Required work: Below are the entries; count the lines in them that contain the word "home" and give only the number.

Given entries:
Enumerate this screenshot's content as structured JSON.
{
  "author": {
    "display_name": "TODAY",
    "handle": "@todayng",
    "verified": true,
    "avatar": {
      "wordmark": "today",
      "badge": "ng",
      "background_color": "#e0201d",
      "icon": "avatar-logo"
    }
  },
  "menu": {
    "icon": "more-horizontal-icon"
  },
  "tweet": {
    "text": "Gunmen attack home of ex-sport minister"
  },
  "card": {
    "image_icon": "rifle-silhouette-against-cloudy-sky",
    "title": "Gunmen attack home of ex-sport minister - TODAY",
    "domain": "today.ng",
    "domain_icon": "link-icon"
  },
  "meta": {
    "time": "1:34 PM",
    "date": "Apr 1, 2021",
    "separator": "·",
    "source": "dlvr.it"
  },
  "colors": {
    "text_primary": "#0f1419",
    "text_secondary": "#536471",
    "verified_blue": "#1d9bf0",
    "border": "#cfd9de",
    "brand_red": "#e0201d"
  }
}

Solution for this exercise: 2